[Exercise aim]: Single out the lines of the material that contain "tags" and copy them.

-.-.-

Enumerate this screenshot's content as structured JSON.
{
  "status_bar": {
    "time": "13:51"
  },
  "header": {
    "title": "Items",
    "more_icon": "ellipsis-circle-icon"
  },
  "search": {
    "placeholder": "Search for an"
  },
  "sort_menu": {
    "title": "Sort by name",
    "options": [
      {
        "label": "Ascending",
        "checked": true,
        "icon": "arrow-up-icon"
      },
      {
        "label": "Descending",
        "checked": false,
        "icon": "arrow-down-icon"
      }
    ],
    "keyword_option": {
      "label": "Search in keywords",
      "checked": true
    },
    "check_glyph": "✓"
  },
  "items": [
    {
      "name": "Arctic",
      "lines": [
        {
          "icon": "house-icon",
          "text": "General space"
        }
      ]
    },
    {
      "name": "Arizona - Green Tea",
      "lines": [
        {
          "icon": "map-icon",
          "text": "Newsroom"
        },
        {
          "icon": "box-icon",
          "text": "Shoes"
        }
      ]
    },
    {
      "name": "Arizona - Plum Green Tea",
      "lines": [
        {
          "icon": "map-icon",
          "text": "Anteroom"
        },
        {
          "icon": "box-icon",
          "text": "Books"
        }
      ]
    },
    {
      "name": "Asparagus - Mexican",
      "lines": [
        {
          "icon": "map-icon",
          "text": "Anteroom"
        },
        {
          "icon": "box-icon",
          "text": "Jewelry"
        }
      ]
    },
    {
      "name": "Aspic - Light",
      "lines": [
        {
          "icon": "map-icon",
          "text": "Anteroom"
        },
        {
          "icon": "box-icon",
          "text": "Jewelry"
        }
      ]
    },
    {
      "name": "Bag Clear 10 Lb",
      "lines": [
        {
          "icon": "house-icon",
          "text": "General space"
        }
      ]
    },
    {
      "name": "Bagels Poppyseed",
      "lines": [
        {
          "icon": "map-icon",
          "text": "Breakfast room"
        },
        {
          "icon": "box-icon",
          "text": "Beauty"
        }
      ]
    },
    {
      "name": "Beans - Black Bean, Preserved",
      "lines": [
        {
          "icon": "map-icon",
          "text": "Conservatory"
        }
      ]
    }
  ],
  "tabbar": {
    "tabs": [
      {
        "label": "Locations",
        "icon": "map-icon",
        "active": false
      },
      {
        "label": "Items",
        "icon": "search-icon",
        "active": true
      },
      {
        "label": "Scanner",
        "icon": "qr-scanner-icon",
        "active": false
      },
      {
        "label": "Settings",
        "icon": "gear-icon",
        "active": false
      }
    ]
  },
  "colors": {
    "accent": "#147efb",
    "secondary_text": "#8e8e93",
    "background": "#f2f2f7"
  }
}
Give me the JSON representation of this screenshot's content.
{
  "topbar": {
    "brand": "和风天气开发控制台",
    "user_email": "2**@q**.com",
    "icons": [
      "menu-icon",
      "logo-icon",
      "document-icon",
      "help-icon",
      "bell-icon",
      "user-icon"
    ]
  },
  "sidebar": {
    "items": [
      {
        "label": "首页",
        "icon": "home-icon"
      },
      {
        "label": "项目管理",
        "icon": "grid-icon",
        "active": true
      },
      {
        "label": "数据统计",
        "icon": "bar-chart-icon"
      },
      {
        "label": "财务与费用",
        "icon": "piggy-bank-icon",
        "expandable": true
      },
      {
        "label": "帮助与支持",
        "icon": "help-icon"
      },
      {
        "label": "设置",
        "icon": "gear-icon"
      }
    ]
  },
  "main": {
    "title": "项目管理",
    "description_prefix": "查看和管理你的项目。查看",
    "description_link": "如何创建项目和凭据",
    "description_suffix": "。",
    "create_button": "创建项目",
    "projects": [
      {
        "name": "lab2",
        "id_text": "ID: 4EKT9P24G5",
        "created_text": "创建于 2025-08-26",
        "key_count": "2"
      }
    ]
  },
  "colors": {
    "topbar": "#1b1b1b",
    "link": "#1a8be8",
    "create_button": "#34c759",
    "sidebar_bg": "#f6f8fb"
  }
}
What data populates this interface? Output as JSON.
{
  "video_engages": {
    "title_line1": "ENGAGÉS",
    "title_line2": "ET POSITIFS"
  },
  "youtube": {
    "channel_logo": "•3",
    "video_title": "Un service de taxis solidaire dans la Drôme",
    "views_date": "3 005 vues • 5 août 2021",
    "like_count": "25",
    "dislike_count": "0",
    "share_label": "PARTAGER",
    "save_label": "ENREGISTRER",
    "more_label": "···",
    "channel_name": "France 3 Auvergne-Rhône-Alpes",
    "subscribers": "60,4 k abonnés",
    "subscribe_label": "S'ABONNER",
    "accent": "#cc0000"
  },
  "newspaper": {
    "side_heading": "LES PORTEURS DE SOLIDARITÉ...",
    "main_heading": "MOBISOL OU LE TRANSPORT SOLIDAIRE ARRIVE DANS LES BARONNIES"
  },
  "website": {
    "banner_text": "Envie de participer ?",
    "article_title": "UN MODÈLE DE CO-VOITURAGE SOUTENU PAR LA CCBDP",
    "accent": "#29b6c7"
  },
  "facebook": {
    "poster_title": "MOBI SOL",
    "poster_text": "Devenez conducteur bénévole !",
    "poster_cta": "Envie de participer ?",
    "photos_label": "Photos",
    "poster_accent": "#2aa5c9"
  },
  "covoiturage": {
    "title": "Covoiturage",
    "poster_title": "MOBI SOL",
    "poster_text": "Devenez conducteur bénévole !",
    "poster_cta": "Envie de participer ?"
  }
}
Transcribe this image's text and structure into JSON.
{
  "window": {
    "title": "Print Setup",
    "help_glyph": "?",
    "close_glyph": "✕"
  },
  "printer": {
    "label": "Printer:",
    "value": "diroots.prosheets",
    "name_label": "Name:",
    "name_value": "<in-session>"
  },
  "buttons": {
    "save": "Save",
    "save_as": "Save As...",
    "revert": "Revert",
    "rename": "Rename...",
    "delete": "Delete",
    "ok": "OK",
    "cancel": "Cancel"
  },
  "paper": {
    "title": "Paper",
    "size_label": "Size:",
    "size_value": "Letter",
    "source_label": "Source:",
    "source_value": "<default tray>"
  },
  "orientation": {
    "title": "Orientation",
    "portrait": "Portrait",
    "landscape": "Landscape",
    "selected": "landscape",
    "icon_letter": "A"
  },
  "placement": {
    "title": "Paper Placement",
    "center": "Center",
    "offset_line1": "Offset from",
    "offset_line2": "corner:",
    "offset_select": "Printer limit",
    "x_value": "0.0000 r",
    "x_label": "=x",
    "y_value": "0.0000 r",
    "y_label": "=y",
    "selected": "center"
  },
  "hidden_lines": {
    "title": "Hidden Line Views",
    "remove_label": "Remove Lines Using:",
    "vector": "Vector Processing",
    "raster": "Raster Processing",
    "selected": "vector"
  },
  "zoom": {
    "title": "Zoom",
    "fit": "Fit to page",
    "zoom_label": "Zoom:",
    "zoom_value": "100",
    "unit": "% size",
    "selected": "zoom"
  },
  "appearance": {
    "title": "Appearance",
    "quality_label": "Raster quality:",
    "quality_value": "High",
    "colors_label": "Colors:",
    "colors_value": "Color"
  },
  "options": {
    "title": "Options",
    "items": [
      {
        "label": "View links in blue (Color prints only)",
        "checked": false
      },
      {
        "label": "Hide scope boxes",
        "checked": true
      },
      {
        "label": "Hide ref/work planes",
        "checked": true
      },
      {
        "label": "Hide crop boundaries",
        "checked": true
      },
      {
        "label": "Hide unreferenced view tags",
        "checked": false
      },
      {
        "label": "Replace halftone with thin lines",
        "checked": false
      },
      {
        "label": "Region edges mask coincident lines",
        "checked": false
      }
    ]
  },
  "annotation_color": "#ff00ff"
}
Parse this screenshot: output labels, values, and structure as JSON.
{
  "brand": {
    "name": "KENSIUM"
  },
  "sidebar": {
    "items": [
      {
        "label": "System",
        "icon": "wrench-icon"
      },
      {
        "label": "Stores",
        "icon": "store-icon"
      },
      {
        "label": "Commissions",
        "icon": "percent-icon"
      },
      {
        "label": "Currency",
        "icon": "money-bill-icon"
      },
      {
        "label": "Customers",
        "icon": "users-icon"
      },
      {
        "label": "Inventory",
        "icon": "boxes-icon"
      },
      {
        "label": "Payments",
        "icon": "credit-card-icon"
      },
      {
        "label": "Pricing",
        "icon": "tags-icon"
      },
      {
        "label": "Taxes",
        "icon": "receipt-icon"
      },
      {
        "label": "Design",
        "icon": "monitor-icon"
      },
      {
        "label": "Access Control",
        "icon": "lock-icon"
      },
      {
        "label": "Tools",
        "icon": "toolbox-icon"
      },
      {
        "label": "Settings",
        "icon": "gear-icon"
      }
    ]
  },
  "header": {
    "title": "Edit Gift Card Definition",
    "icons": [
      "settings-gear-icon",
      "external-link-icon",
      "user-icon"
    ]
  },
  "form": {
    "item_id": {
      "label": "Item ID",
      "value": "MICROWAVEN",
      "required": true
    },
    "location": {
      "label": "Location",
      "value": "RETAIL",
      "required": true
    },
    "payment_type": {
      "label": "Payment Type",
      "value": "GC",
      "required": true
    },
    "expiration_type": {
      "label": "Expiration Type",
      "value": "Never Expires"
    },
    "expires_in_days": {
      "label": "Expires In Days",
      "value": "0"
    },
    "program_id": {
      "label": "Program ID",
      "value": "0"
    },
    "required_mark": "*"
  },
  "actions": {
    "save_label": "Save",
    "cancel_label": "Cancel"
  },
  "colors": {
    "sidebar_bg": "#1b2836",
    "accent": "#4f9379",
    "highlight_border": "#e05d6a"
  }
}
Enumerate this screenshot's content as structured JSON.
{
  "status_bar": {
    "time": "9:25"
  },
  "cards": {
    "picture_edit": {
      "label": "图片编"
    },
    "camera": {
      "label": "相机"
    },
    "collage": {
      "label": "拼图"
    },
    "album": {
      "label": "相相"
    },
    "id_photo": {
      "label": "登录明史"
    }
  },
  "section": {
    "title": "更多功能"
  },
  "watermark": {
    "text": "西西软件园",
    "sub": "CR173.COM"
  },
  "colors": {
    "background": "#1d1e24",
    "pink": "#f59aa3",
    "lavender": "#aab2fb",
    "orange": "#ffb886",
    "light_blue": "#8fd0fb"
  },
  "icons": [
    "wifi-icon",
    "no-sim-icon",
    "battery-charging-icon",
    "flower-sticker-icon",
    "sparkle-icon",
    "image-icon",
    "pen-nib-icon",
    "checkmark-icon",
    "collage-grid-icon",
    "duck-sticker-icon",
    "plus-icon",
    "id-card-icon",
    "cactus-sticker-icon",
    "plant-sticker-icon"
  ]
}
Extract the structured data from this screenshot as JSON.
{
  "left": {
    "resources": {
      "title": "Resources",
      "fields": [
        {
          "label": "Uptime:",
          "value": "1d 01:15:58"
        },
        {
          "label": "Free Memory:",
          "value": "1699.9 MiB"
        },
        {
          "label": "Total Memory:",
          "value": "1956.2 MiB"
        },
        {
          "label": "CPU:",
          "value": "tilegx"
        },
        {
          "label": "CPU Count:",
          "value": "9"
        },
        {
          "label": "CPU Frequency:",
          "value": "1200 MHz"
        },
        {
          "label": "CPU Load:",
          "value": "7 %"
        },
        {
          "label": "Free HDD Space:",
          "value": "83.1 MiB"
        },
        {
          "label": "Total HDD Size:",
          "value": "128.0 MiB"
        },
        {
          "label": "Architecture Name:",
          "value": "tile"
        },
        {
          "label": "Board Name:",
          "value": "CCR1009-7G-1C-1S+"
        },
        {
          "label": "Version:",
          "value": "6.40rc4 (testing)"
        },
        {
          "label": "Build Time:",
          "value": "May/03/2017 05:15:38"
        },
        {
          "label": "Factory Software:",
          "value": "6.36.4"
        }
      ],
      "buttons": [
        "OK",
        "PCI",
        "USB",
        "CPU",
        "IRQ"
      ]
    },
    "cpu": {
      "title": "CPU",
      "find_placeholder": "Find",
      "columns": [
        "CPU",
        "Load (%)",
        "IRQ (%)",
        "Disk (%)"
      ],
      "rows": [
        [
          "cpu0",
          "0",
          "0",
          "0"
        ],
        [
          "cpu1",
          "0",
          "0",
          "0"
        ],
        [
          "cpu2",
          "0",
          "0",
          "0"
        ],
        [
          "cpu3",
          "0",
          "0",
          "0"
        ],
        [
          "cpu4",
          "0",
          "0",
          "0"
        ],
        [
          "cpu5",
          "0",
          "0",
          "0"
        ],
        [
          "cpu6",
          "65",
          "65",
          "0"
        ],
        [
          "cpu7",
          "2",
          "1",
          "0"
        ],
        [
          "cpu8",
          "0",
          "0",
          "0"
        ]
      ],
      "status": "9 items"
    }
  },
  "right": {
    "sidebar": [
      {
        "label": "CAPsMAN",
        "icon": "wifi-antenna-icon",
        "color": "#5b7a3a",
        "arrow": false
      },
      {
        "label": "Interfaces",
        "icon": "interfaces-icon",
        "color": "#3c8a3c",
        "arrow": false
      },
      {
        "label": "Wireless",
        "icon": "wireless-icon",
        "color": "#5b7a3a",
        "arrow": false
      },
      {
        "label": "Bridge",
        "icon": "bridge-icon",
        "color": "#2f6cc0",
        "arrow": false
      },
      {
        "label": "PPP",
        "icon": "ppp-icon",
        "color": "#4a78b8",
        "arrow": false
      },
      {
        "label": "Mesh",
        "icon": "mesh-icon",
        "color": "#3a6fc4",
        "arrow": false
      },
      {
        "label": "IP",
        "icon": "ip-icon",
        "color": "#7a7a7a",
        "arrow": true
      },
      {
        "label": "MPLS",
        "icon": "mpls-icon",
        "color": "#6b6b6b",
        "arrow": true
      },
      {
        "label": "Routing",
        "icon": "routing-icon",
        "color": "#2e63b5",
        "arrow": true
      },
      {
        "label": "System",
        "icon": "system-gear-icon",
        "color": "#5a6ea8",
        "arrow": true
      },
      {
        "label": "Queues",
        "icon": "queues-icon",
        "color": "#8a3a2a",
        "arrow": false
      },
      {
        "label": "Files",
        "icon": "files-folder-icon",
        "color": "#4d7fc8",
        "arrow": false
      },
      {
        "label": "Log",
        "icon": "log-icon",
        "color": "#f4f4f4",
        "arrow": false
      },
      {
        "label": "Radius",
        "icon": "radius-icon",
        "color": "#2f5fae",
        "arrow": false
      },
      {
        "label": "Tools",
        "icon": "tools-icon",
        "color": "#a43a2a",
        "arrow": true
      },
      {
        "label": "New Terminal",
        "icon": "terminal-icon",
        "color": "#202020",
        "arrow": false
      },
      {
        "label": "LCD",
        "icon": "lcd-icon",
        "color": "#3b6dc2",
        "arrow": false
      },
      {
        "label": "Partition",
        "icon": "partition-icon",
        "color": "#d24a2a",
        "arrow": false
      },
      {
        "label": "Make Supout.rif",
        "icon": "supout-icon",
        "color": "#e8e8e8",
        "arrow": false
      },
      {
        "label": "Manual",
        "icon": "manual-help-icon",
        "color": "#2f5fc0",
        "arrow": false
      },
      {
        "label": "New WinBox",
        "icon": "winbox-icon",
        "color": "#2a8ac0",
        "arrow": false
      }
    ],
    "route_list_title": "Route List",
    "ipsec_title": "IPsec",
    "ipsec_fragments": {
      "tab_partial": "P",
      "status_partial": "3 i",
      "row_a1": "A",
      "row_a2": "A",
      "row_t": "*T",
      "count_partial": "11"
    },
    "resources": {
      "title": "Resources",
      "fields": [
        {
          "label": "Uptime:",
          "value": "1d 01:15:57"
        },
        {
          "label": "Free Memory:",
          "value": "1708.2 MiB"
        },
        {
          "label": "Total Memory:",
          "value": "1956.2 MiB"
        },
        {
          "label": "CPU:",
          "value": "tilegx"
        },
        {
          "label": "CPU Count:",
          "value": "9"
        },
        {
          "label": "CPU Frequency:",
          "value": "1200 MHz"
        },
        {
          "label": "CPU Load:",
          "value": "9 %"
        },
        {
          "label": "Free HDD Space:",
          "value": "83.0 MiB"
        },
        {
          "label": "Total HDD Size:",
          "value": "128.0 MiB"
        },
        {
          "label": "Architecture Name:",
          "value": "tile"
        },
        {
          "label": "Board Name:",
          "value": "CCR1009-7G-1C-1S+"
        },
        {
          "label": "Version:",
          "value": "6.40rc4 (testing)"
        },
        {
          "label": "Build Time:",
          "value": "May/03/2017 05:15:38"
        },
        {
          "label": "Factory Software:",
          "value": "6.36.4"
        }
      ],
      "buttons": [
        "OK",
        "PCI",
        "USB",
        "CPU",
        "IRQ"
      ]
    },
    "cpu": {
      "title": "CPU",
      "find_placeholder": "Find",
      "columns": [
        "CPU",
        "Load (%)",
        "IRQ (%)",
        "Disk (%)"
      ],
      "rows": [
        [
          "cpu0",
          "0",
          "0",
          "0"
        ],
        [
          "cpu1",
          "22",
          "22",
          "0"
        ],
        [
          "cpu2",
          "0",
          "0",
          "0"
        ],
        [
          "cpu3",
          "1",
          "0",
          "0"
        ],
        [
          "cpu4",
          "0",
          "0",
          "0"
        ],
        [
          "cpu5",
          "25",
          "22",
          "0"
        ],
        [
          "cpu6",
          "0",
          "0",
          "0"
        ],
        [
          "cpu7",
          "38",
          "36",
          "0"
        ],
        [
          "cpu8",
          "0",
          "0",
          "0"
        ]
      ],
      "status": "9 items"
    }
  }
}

-.-.-

[Solution to this exercise]:
        "label": "Hide unreferenced view tags",
        "icon": "tags-icon"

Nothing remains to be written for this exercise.